=== DO THIS ===
Return exactly the lines from the one bearing "What data populates" through the last, and no others. Pictures must be left out.

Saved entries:
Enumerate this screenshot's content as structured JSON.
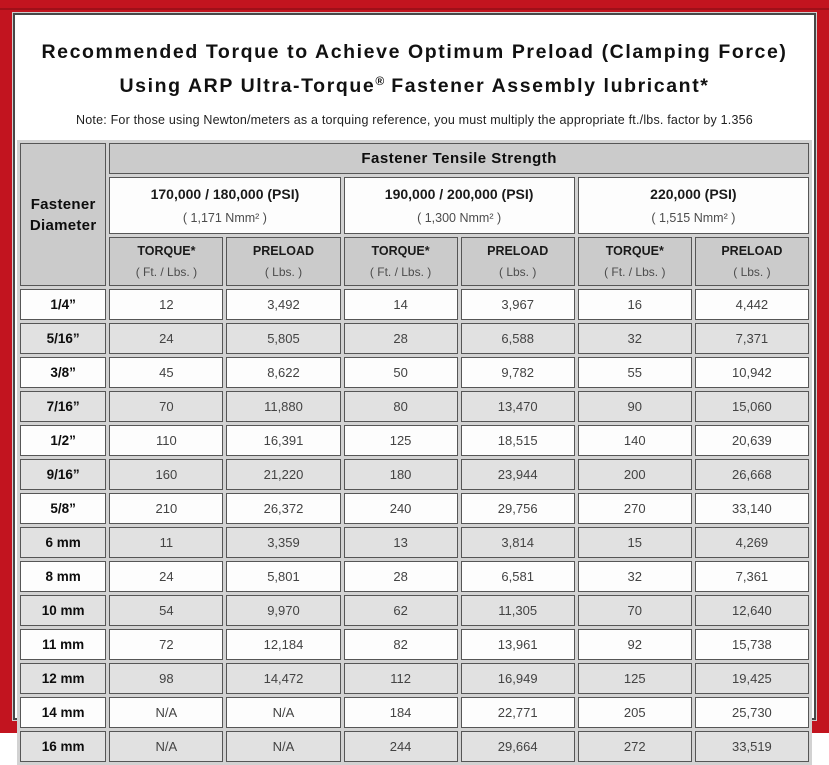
{
  "colors": {
    "frame_red": "#c2141f",
    "frame_red_dark_line": "#9e1019",
    "content_border_gray": "#474747",
    "header_gray": "#cbcbcb",
    "alt_row_gray": "#e1e1e1",
    "cell_border_gray": "#565656"
  },
  "title": {
    "line1": "Recommended Torque to Achieve Optimum Preload (Clamping Force)",
    "line2_pre": "Using ARP Ultra-Torque",
    "line2_reg": "®",
    "line2_post": " Fastener Assembly lubricant*",
    "note": "Note: For those using Newton/meters as a torquing reference, you must multiply the appropriate ft./lbs. factor by 1.356"
  },
  "table": {
    "corner_header": "Fastener Diameter",
    "main_header": "Fastener Tensile Strength",
    "groups": [
      {
        "psi": "170,000 / 180,000 (PSI)",
        "nmm": "( 1,171 Nmm² )"
      },
      {
        "psi": "190,000 / 200,000 (PSI)",
        "nmm": "( 1,300 Nmm² )"
      },
      {
        "psi": "220,000 (PSI)",
        "nmm": "( 1,515 Nmm² )"
      }
    ],
    "sub_headers": {
      "torque": "TORQUE*",
      "torque_unit": "( Ft. / Lbs. )",
      "preload": "PRELOAD",
      "preload_unit": "( Lbs. )"
    },
    "rows": [
      {
        "diameter": "1/4”",
        "values": [
          "12",
          "3,492",
          "14",
          "3,967",
          "16",
          "4,442"
        ]
      },
      {
        "diameter": "5/16”",
        "values": [
          "24",
          "5,805",
          "28",
          "6,588",
          "32",
          "7,371"
        ]
      },
      {
        "diameter": "3/8”",
        "values": [
          "45",
          "8,622",
          "50",
          "9,782",
          "55",
          "10,942"
        ]
      },
      {
        "diameter": "7/16”",
        "values": [
          "70",
          "11,880",
          "80",
          "13,470",
          "90",
          "15,060"
        ]
      },
      {
        "diameter": "1/2”",
        "values": [
          "110",
          "16,391",
          "125",
          "18,515",
          "140",
          "20,639"
        ]
      },
      {
        "diameter": "9/16”",
        "values": [
          "160",
          "21,220",
          "180",
          "23,944",
          "200",
          "26,668"
        ]
      },
      {
        "diameter": "5/8”",
        "values": [
          "210",
          "26,372",
          "240",
          "29,756",
          "270",
          "33,140"
        ]
      },
      {
        "diameter": "6 mm",
        "values": [
          "11",
          "3,359",
          "13",
          "3,814",
          "15",
          "4,269"
        ]
      },
      {
        "diameter": "8 mm",
        "values": [
          "24",
          "5,801",
          "28",
          "6,581",
          "32",
          "7,361"
        ]
      },
      {
        "diameter": "10 mm",
        "values": [
          "54",
          "9,970",
          "62",
          "11,305",
          "70",
          "12,640"
        ]
      },
      {
        "diameter": "11 mm",
        "values": [
          "72",
          "12,184",
          "82",
          "13,961",
          "92",
          "15,738"
        ]
      },
      {
        "diameter": "12 mm",
        "values": [
          "98",
          "14,472",
          "112",
          "16,949",
          "125",
          "19,425"
        ]
      },
      {
        "diameter": "14 mm",
        "values": [
          "N/A",
          "N/A",
          "184",
          "22,771",
          "205",
          "25,730"
        ]
      },
      {
        "diameter": "16 mm",
        "values": [
          "N/A",
          "N/A",
          "244",
          "29,664",
          "272",
          "33,519"
        ]
      }
    ]
  }
}
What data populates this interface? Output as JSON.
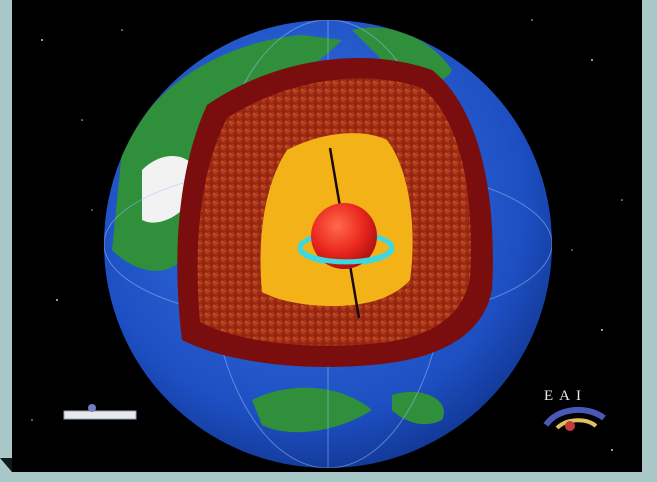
{
  "image": {
    "subject": "earth-interior-cutaway",
    "layers": [
      "crust",
      "mantle",
      "outer-core",
      "inner-core"
    ],
    "colors": {
      "background": "#a9c7c7",
      "space": "#000000",
      "ocean": "#1d4fc2",
      "land": "#2f8f3a",
      "ice": "#f2f2f2",
      "crust": "#7a0d0d",
      "mantle": "#a8321a",
      "outer_core": "#f3b318",
      "inner_core": "#e8241d",
      "axis_ring": "#3fd8e0"
    }
  },
  "logo": {
    "text": "EAI"
  }
}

=== RIGHT ANSWER ===
What data populates this interface? Output as JSON.
{
  "image": {
    "subject": "earth-interior-cutaway",
    "layers": [
      "crust",
      "mantle",
      "outer-core",
      "inner-core"
    ],
    "colors": {
      "background": "#a9c7c7",
      "space": "#000000",
      "ocean": "#1d4fc2",
      "land": "#2f8f3a",
      "ice": "#f2f2f2",
      "crust": "#7a0d0d",
      "mantle": "#a8321a",
      "outer_core": "#f3b318",
      "inner_core": "#e8241d",
      "axis_ring": "#3fd8e0"
    }
  },
  "logo": {
    "text": "EAI"
  }
}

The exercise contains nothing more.